* _Set exercise_
Go through the listing and return every line with "notice" in it.

* _Provided information_
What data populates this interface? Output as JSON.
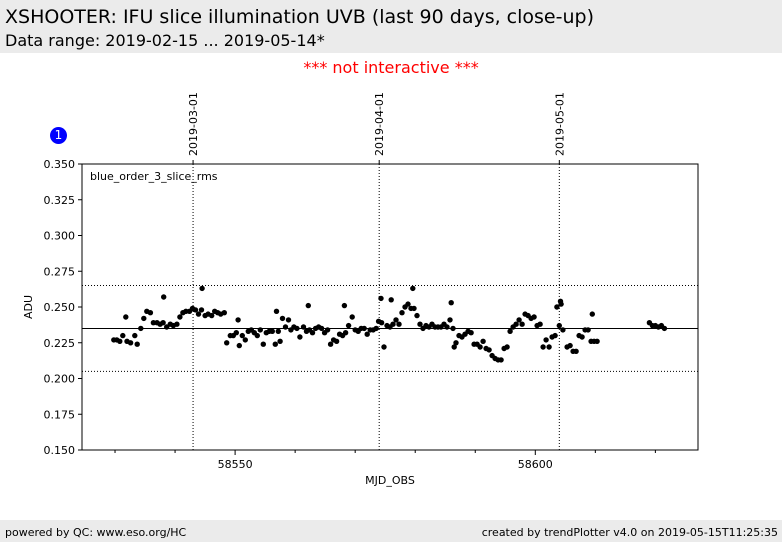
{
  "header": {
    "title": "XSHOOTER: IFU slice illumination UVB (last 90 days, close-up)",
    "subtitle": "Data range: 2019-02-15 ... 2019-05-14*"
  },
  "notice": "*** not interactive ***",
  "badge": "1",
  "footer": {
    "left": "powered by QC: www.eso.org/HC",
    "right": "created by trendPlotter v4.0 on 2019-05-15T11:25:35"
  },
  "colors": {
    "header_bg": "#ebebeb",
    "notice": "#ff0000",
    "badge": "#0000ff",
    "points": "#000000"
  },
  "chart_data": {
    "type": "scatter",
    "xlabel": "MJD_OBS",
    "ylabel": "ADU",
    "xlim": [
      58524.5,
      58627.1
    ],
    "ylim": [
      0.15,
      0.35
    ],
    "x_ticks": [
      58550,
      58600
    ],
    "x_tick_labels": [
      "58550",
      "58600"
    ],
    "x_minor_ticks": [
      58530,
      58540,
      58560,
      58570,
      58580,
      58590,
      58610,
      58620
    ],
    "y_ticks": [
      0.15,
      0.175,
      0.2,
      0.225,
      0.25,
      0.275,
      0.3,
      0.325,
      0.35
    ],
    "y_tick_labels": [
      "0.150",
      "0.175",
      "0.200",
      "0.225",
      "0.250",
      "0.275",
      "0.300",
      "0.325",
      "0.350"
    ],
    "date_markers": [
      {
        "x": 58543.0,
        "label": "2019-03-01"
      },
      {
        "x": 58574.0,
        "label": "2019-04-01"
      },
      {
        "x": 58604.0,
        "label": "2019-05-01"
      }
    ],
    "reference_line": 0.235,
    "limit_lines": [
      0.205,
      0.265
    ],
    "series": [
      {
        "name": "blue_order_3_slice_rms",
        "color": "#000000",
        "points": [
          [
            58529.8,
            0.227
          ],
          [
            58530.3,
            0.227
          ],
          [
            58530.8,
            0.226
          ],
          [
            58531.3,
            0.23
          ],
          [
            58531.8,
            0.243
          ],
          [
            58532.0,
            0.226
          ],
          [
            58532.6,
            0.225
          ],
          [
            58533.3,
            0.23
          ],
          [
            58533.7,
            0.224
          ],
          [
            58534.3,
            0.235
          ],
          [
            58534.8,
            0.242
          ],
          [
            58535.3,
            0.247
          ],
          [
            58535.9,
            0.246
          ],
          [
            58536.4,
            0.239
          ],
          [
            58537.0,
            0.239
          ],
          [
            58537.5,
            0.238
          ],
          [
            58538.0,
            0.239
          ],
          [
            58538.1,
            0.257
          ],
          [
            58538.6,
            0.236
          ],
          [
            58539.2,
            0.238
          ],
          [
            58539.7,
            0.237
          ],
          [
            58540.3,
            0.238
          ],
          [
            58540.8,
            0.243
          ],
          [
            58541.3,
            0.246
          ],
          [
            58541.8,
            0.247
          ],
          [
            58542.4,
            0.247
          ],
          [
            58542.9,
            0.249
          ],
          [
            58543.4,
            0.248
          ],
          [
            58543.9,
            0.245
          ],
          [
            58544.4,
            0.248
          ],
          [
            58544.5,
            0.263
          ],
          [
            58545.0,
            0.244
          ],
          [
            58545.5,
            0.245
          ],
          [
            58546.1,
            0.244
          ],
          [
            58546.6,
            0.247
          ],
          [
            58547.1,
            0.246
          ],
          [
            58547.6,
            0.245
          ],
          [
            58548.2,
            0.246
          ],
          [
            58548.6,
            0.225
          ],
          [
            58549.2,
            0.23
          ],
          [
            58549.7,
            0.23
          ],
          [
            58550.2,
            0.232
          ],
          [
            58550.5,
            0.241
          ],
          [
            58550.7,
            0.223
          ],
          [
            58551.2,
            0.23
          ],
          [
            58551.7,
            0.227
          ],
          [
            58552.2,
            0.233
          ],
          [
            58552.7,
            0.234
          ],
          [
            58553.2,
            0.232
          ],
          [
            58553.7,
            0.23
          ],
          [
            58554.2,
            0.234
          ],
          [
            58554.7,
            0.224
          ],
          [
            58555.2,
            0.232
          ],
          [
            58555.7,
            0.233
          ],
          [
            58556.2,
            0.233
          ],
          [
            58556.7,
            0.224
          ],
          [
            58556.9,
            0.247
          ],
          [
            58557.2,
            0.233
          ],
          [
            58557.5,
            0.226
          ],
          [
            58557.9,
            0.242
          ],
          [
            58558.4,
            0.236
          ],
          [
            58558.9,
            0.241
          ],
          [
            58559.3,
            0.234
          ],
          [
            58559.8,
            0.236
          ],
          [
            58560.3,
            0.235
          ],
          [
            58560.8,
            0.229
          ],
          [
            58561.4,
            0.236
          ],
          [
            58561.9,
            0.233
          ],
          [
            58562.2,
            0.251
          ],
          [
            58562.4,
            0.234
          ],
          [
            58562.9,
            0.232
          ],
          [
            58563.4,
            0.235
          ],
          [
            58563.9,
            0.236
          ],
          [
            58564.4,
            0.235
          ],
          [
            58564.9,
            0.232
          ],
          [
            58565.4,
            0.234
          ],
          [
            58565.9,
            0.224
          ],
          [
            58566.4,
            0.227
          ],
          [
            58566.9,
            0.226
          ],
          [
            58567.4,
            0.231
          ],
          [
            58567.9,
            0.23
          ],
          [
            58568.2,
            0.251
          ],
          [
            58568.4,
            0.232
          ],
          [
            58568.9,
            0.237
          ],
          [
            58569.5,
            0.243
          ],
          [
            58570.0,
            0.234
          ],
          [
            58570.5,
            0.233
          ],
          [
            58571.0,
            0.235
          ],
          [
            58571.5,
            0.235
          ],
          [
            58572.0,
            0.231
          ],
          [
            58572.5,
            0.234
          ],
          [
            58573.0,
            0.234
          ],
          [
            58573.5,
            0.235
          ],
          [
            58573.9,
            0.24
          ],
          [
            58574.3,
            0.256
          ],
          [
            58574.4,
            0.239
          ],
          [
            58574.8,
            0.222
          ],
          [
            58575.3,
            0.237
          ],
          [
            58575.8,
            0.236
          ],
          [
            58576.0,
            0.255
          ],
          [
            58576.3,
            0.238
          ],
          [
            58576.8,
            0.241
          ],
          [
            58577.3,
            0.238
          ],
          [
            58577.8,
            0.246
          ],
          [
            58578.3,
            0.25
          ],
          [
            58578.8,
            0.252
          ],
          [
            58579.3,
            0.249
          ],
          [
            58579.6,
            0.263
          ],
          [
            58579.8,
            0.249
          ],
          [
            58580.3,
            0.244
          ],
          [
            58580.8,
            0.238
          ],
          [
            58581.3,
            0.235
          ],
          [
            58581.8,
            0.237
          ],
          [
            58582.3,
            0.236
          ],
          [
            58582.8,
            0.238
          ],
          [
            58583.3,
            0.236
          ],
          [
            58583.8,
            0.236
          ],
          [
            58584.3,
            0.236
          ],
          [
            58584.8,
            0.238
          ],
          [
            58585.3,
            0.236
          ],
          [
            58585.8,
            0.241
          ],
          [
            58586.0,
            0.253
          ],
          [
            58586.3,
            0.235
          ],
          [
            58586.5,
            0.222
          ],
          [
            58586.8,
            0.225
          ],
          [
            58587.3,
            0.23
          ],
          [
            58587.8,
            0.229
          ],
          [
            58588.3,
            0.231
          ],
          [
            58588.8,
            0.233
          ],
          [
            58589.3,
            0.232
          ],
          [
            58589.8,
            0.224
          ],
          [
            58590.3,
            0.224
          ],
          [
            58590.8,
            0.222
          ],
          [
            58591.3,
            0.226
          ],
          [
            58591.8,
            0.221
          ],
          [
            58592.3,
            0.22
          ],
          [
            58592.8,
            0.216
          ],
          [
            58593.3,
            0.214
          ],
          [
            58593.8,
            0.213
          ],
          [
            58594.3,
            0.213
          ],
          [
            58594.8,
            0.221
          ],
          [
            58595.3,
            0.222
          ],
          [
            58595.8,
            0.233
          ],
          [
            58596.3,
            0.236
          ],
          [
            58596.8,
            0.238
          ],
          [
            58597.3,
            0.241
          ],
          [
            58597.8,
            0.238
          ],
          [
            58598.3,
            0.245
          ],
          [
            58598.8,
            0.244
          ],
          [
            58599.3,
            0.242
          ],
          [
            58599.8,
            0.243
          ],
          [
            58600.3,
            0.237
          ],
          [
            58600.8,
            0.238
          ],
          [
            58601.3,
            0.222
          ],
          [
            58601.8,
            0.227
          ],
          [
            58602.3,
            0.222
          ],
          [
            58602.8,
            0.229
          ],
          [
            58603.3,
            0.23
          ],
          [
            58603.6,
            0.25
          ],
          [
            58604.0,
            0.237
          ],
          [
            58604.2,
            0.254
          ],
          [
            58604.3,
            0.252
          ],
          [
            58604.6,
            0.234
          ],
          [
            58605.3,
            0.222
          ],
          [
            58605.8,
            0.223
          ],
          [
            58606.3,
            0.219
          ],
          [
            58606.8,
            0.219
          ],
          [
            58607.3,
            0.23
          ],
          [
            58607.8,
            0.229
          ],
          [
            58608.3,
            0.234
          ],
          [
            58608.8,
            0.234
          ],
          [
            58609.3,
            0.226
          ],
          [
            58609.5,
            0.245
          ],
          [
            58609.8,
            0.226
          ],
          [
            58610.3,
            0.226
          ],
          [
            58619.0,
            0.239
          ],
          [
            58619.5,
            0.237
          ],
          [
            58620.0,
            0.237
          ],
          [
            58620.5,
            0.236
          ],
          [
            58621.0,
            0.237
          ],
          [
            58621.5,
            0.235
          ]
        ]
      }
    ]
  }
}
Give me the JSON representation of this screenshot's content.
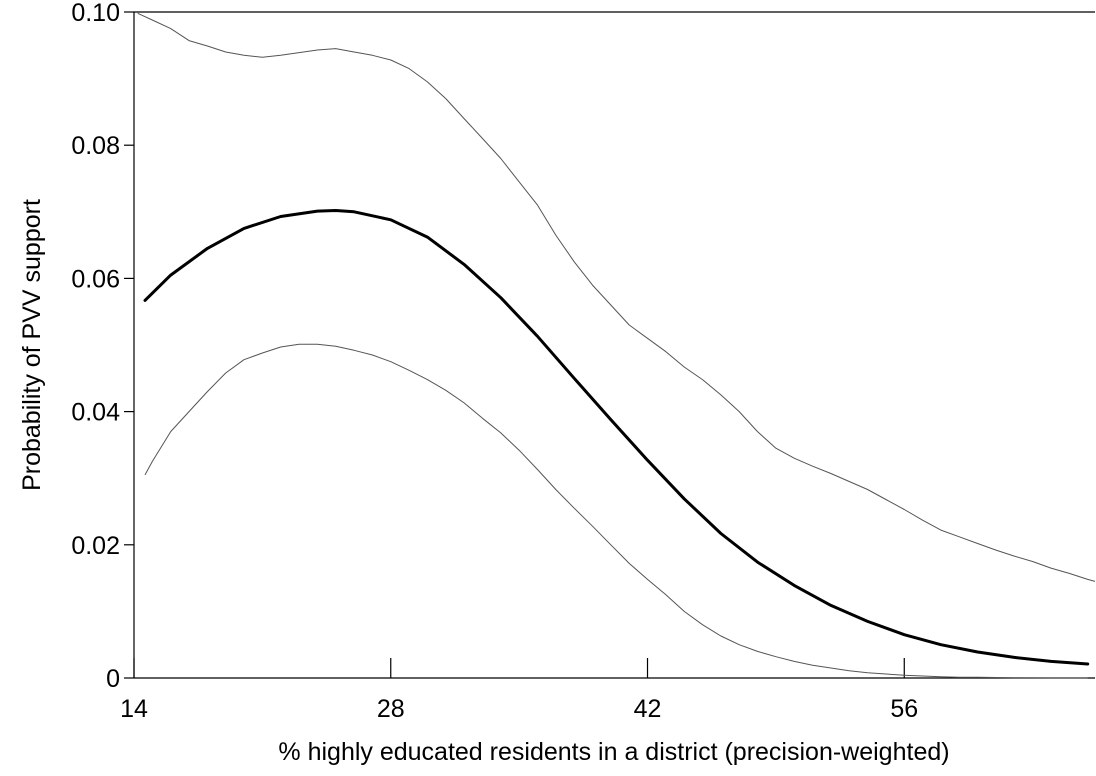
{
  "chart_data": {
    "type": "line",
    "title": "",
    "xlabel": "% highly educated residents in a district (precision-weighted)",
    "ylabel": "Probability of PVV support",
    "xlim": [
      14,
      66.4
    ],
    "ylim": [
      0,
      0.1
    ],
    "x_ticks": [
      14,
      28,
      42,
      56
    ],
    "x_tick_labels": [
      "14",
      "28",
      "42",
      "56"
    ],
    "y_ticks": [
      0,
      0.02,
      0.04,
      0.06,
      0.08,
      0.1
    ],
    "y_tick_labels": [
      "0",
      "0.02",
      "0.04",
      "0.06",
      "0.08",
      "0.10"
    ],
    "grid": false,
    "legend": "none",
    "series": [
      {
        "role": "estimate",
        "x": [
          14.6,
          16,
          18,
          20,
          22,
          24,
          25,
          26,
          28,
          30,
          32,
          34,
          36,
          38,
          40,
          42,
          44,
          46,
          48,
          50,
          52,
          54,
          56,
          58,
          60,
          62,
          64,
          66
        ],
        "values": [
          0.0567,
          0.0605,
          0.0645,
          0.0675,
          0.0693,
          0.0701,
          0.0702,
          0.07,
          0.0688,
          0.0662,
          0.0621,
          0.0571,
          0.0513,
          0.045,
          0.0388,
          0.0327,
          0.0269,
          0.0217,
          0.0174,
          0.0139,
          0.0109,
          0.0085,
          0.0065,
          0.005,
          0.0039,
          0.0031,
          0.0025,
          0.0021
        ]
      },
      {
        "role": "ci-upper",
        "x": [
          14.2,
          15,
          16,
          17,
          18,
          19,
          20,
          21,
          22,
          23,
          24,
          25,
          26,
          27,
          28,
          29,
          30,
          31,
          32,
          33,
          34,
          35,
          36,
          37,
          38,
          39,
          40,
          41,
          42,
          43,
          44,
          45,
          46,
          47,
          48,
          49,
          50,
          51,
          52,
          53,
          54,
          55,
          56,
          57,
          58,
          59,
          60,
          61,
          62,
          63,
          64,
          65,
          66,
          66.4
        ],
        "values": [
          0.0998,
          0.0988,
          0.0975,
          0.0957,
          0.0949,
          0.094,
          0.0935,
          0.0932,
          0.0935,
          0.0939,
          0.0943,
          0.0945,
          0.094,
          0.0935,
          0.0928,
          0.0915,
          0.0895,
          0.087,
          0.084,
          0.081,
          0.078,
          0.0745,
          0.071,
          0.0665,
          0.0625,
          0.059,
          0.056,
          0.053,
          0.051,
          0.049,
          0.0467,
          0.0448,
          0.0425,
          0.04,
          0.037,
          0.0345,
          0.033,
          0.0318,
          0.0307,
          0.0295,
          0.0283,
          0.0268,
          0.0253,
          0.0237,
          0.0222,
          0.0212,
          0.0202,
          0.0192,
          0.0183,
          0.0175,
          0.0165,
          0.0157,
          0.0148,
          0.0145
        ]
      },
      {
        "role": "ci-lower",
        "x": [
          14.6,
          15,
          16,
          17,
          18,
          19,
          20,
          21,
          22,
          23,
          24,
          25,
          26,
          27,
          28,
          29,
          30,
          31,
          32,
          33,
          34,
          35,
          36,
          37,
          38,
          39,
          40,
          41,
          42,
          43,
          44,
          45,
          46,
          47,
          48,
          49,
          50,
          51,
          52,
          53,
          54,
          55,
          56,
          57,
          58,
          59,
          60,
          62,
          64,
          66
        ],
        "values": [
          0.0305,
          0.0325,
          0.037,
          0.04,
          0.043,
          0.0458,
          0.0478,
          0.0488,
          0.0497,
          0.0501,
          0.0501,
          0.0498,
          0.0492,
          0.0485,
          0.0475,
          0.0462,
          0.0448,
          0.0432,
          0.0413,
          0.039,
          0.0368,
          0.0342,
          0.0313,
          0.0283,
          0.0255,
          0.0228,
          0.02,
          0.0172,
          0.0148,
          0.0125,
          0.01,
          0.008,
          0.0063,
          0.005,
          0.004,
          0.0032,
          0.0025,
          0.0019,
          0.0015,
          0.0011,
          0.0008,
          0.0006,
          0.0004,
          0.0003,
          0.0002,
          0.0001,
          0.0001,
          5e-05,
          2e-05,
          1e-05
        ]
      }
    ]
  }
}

* _The solution_
  "notice": "*** not interactive ***",
    "notice": "#ff0000",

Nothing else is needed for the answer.